Available records –
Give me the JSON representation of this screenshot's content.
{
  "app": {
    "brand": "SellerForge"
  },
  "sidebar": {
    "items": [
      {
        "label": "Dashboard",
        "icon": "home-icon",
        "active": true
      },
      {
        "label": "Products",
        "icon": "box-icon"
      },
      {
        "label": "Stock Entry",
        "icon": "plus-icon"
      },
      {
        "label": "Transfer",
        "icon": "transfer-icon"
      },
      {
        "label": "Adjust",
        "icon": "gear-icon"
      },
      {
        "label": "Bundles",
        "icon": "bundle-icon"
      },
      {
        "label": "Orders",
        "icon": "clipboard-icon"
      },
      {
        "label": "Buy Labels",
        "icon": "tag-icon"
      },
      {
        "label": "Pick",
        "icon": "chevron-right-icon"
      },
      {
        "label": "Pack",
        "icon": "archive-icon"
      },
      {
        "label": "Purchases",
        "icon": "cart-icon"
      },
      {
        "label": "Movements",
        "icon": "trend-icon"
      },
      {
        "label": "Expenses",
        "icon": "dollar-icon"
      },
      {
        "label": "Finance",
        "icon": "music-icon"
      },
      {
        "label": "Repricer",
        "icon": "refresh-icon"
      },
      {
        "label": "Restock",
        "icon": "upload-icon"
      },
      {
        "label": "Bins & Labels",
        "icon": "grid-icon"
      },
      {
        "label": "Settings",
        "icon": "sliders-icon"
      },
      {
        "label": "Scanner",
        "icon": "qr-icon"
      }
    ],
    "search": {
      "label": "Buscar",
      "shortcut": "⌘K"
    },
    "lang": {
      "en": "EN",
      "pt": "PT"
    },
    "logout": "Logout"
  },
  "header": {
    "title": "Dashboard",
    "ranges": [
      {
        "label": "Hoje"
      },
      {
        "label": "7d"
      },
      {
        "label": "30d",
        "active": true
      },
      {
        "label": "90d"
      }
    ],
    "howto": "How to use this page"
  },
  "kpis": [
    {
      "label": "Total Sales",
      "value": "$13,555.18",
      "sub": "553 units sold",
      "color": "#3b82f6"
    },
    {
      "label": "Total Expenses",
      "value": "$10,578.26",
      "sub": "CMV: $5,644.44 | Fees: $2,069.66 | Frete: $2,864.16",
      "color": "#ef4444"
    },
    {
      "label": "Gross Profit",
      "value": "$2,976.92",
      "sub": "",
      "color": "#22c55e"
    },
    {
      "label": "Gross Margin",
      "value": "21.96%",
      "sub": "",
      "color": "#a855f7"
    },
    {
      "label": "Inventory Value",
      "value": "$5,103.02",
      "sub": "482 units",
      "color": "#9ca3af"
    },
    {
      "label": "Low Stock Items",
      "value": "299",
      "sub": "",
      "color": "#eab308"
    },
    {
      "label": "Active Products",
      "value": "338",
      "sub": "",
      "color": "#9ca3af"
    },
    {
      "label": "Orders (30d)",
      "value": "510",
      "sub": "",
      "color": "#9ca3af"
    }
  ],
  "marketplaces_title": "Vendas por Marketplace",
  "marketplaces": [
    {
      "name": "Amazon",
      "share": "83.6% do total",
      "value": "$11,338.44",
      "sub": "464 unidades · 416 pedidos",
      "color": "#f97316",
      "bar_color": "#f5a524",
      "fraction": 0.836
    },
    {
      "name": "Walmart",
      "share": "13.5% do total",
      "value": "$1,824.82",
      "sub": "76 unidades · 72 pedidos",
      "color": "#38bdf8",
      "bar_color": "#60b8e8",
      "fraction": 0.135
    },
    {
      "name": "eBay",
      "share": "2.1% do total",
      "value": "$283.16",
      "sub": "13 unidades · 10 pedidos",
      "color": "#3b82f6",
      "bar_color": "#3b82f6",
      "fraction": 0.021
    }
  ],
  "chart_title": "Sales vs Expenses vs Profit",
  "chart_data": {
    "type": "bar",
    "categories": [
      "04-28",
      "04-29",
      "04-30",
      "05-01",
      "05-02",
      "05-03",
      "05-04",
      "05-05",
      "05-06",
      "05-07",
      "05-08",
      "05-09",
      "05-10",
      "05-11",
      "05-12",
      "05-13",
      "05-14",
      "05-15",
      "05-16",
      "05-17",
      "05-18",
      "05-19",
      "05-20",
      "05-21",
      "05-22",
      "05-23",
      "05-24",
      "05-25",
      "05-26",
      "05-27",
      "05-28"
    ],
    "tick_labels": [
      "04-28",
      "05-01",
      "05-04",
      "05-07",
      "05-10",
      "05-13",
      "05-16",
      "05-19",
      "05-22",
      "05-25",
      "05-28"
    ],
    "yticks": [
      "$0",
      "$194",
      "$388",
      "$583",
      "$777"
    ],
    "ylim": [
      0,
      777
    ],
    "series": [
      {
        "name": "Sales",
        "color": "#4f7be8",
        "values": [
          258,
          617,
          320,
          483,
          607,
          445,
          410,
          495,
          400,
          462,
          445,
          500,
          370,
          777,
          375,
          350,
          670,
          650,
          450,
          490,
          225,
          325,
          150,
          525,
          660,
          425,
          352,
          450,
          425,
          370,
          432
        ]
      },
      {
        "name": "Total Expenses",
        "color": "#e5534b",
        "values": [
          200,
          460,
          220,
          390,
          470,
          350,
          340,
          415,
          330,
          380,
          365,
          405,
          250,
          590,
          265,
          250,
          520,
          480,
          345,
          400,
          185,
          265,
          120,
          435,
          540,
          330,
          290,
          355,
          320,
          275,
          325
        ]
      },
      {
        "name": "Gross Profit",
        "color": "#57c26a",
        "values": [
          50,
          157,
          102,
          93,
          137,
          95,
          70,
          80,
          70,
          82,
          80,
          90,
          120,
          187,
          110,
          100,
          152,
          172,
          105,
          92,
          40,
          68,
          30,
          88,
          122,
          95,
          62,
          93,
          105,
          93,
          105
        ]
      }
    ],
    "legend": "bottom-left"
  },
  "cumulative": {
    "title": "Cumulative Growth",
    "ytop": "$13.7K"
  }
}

--

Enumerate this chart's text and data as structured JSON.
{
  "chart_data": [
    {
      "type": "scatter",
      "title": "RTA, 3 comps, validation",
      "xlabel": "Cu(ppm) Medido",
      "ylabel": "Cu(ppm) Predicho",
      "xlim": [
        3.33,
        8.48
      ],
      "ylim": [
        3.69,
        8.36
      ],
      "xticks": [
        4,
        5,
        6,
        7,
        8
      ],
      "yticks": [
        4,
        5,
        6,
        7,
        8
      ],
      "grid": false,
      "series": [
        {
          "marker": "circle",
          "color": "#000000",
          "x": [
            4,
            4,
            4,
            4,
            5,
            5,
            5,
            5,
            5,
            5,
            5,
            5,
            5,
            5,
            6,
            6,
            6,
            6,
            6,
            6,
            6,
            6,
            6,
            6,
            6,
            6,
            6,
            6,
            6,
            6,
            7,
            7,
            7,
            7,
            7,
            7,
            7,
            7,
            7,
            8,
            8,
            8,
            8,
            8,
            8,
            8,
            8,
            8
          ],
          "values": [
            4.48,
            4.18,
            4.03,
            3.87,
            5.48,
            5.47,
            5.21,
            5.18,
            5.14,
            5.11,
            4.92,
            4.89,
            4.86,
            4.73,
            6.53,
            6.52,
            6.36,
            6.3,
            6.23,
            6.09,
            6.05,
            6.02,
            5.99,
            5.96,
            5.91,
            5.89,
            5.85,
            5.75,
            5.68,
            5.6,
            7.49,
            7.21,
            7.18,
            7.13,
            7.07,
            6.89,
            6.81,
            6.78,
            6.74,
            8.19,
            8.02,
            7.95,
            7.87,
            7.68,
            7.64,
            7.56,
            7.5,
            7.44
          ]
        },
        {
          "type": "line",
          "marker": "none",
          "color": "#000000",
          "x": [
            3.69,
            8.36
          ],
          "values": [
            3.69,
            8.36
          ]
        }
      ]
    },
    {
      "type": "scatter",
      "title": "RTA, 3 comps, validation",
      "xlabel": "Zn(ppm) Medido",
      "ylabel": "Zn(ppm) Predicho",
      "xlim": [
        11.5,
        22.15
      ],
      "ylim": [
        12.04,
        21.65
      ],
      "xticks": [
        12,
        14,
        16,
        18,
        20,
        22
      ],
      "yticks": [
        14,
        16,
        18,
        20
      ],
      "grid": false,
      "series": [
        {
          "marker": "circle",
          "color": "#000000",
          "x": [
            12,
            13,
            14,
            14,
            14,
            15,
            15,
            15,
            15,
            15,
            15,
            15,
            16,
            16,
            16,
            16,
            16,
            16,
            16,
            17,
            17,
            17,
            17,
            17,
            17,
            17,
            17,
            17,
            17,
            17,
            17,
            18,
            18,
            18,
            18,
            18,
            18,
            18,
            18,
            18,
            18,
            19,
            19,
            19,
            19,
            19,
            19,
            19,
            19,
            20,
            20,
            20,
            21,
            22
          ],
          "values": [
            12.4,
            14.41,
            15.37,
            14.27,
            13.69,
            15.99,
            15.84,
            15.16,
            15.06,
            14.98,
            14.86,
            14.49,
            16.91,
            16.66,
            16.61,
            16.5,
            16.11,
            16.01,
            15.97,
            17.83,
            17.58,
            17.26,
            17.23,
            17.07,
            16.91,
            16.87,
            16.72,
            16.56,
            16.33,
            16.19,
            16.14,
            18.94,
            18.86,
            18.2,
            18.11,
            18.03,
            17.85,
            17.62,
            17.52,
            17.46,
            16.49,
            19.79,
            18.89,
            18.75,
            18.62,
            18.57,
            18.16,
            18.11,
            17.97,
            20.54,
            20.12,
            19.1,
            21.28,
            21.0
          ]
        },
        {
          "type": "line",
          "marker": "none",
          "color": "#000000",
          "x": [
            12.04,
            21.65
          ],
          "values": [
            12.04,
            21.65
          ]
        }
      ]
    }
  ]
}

Do this – Copy each line of the preceding data that contains the string "xlabel".

Output –
      "xlabel": "Cu(ppm) Medido",
      "xlabel": "Zn(ppm) Medido",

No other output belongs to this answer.